■ Exercise requirements
Write only the number of lines holding the string "image".

(Items from a dataset)
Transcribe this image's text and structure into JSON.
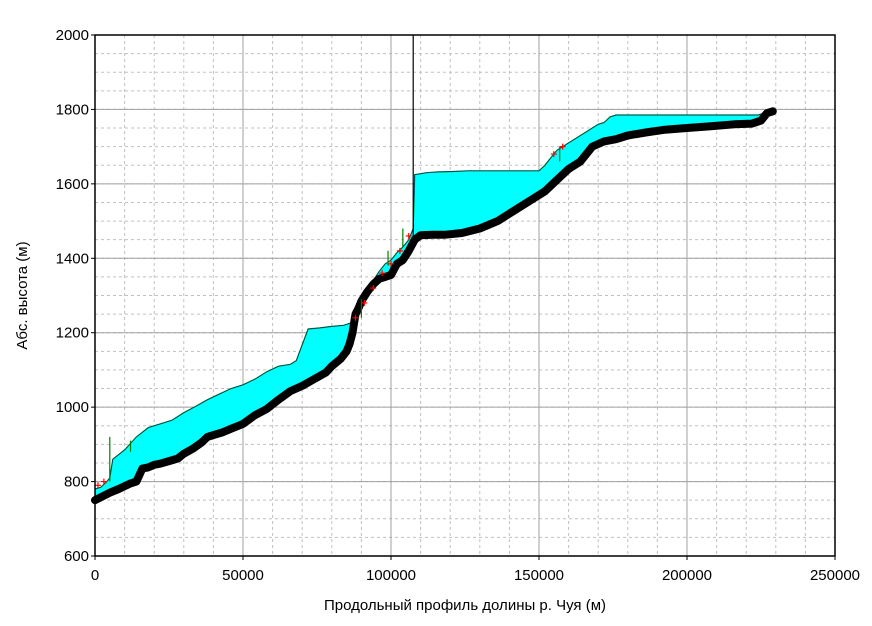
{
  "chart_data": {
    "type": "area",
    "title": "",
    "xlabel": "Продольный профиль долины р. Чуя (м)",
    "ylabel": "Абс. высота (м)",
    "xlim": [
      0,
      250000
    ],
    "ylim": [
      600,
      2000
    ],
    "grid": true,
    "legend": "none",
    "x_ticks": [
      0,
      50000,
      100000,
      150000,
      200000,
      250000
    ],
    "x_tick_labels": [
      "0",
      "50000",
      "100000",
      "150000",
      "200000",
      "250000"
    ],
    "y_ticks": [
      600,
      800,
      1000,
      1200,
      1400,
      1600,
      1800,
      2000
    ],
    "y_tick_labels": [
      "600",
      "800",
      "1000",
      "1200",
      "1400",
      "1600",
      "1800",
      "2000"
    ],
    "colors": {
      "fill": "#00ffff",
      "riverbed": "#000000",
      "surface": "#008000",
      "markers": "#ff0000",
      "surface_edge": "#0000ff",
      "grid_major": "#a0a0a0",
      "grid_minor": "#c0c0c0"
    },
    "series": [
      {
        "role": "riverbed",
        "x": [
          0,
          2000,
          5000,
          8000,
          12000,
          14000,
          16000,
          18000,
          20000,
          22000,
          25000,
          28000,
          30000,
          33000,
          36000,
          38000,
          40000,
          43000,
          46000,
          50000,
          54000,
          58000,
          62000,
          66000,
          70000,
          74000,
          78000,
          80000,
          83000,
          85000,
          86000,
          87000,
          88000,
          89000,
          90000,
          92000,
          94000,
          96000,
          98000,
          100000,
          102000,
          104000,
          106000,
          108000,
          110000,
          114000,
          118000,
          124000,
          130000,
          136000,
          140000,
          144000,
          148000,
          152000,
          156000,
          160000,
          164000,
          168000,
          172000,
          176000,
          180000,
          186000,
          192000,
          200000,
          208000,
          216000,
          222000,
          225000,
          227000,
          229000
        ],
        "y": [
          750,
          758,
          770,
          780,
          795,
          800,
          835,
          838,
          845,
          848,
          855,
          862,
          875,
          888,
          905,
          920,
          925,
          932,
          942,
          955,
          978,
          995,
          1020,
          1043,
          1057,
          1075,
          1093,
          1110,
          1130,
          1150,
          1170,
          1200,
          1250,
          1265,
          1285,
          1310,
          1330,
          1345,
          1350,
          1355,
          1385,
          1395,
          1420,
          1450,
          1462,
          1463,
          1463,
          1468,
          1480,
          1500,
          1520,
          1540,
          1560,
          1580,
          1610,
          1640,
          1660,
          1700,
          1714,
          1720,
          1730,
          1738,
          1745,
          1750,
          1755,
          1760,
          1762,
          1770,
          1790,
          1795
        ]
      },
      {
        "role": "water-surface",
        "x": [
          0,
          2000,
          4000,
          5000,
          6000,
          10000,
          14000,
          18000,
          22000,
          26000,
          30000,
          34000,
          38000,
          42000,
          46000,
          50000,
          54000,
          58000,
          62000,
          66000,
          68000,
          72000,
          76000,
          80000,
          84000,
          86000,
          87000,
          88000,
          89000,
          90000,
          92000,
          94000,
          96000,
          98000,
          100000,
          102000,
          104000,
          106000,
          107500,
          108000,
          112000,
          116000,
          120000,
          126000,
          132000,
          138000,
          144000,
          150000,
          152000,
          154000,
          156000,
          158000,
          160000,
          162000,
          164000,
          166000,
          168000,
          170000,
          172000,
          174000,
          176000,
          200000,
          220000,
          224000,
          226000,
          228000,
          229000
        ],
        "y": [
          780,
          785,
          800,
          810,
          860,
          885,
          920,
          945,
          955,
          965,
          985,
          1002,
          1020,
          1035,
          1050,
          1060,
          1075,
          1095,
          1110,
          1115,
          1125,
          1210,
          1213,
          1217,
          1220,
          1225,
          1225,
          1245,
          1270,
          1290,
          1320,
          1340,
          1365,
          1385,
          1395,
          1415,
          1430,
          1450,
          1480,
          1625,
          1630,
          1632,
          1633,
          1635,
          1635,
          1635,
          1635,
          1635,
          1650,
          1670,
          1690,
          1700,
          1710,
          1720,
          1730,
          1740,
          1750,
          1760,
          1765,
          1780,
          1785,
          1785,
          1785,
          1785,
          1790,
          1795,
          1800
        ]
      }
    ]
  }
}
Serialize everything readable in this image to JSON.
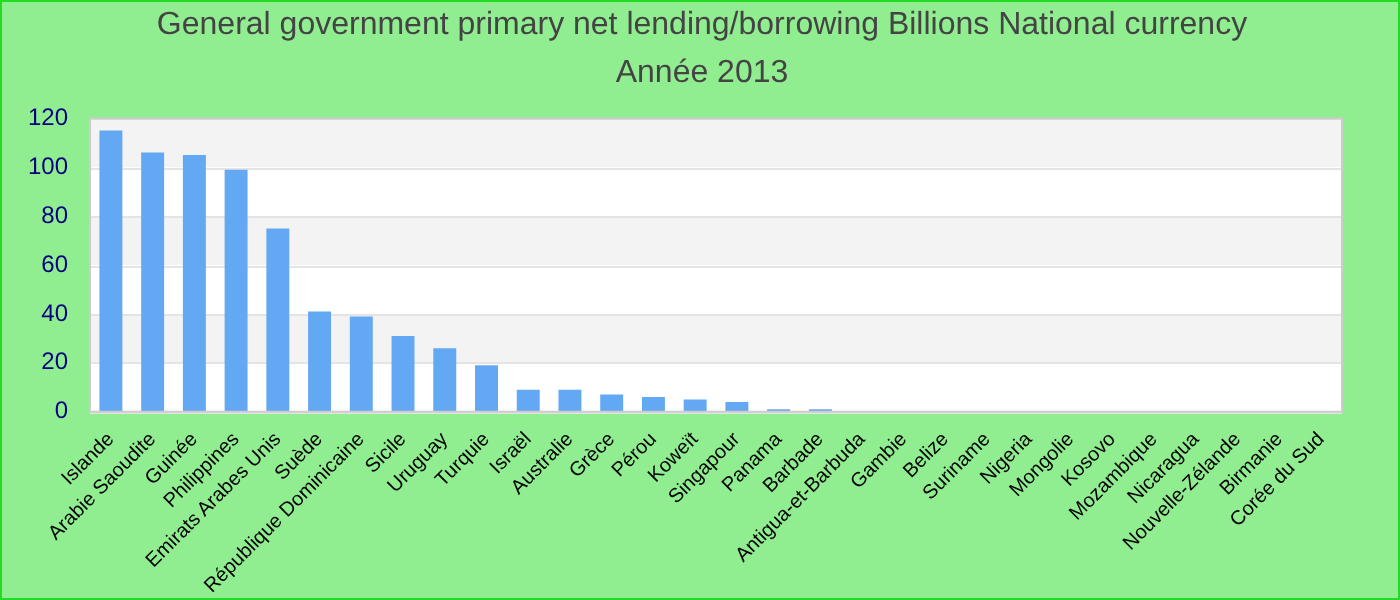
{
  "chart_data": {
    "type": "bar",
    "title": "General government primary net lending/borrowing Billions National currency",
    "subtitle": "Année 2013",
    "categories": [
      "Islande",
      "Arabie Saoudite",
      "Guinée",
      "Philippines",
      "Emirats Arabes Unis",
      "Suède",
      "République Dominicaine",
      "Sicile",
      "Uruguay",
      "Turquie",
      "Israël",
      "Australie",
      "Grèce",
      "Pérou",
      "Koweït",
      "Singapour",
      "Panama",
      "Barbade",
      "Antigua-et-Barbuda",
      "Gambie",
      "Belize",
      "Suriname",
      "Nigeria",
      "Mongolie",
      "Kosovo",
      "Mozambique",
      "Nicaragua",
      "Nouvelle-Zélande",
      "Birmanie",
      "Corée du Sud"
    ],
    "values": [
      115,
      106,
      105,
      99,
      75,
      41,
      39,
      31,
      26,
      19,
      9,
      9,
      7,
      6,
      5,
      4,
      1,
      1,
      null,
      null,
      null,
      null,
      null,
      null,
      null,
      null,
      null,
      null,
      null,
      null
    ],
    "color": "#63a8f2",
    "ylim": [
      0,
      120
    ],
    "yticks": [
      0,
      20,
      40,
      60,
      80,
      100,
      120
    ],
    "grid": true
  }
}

■ Solution to this exercise
2